__Required work__: Rewrite the part of the records that opens with the line containing "day-number: 2 [192,173,340,193]" and closes with the line containing "day-number: 23 [192,545,340,565]", renaming "day-number" to "date-label" and leaving everything else unchanged.

__Material to process__:
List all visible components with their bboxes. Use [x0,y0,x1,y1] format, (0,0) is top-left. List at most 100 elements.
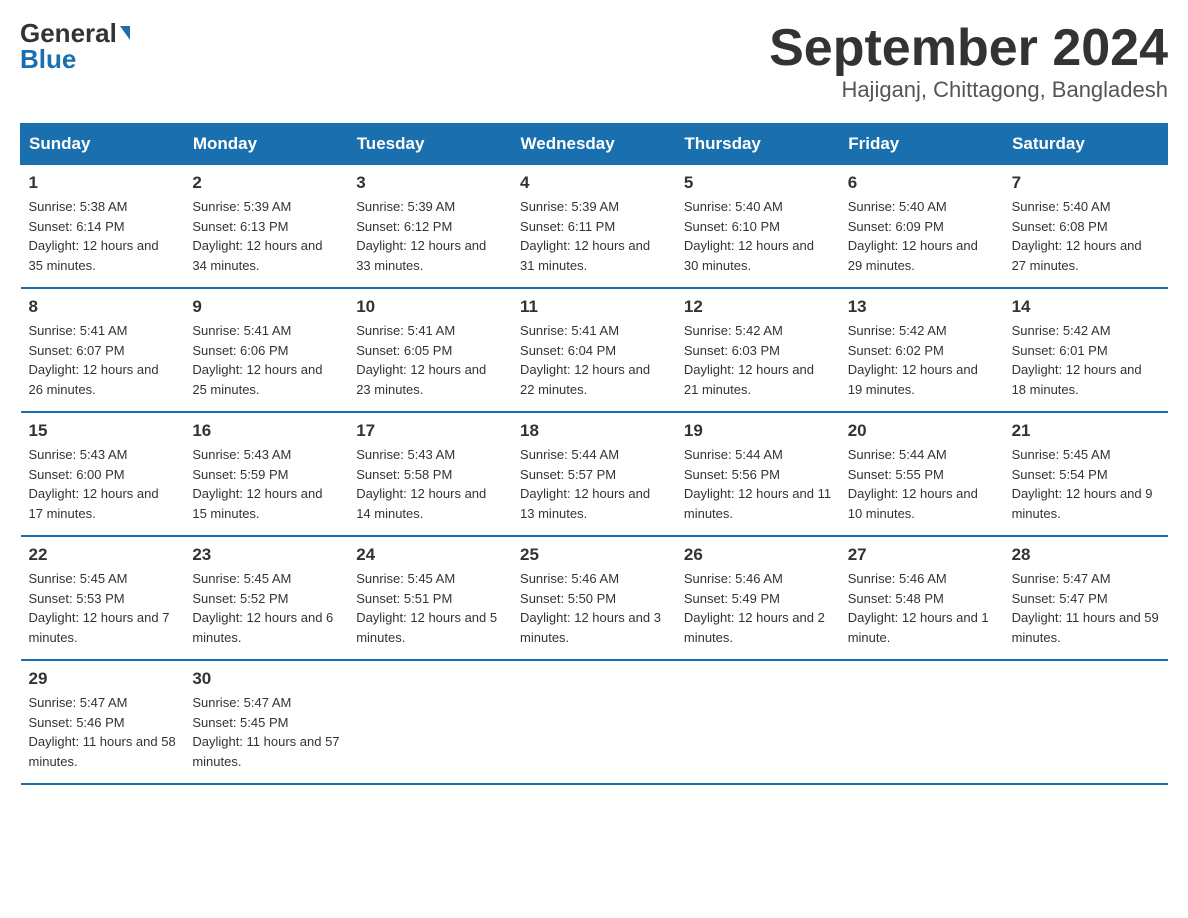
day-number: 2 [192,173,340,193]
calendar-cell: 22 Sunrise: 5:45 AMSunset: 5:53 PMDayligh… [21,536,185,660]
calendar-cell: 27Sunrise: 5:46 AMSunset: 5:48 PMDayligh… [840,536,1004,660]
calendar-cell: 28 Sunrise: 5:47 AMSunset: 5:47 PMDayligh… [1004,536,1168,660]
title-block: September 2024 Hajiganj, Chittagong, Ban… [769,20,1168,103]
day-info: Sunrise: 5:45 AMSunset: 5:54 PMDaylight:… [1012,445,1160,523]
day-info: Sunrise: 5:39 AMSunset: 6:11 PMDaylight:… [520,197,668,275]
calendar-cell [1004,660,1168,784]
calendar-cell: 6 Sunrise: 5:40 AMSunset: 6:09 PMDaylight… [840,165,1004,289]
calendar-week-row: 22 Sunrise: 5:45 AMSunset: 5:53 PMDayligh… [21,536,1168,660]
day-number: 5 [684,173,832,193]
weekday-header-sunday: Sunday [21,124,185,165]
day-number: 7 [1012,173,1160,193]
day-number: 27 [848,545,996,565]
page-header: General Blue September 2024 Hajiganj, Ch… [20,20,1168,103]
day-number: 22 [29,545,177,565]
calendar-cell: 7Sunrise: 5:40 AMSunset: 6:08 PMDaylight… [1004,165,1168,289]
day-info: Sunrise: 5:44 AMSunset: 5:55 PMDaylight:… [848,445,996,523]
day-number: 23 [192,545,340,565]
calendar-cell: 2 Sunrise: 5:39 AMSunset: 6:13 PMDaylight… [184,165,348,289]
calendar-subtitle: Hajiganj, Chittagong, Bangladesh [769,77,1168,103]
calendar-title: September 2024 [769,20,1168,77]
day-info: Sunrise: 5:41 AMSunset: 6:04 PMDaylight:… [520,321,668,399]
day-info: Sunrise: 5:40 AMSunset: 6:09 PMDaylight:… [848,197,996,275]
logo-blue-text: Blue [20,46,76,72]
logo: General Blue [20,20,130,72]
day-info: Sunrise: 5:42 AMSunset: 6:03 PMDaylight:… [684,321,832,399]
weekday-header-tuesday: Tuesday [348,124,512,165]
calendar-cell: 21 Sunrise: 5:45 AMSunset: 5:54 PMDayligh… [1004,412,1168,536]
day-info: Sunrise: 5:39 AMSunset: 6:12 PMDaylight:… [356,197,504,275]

__Reply to the task__:
date-label: 2 [192,173,340,193]
calendar-cell: 22 Sunrise: 5:45 AMSunset: 5:53 PMDayligh… [21,536,185,660]
calendar-cell: 27Sunrise: 5:46 AMSunset: 5:48 PMDayligh… [840,536,1004,660]
calendar-cell: 28 Sunrise: 5:47 AMSunset: 5:47 PMDayligh… [1004,536,1168,660]
title-block: September 2024 Hajiganj, Chittagong, Ban… [769,20,1168,103]
day-info: Sunrise: 5:45 AMSunset: 5:54 PMDaylight:… [1012,445,1160,523]
day-info: Sunrise: 5:39 AMSunset: 6:11 PMDaylight:… [520,197,668,275]
calendar-cell [1004,660,1168,784]
calendar-cell: 6 Sunrise: 5:40 AMSunset: 6:09 PMDaylight… [840,165,1004,289]
calendar-week-row: 22 Sunrise: 5:45 AMSunset: 5:53 PMDayligh… [21,536,1168,660]
date-label: 5 [684,173,832,193]
weekday-header-sunday: Sunday [21,124,185,165]
date-label: 7 [1012,173,1160,193]
date-label: 27 [848,545,996,565]
page-header: General Blue September 2024 Hajiganj, Ch… [20,20,1168,103]
date-label: 22 [29,545,177,565]
calendar-cell: 7Sunrise: 5:40 AMSunset: 6:08 PMDaylight… [1004,165,1168,289]
day-info: Sunrise: 5:44 AMSunset: 5:55 PMDaylight:… [848,445,996,523]
date-label: 23 [192,545,340,565]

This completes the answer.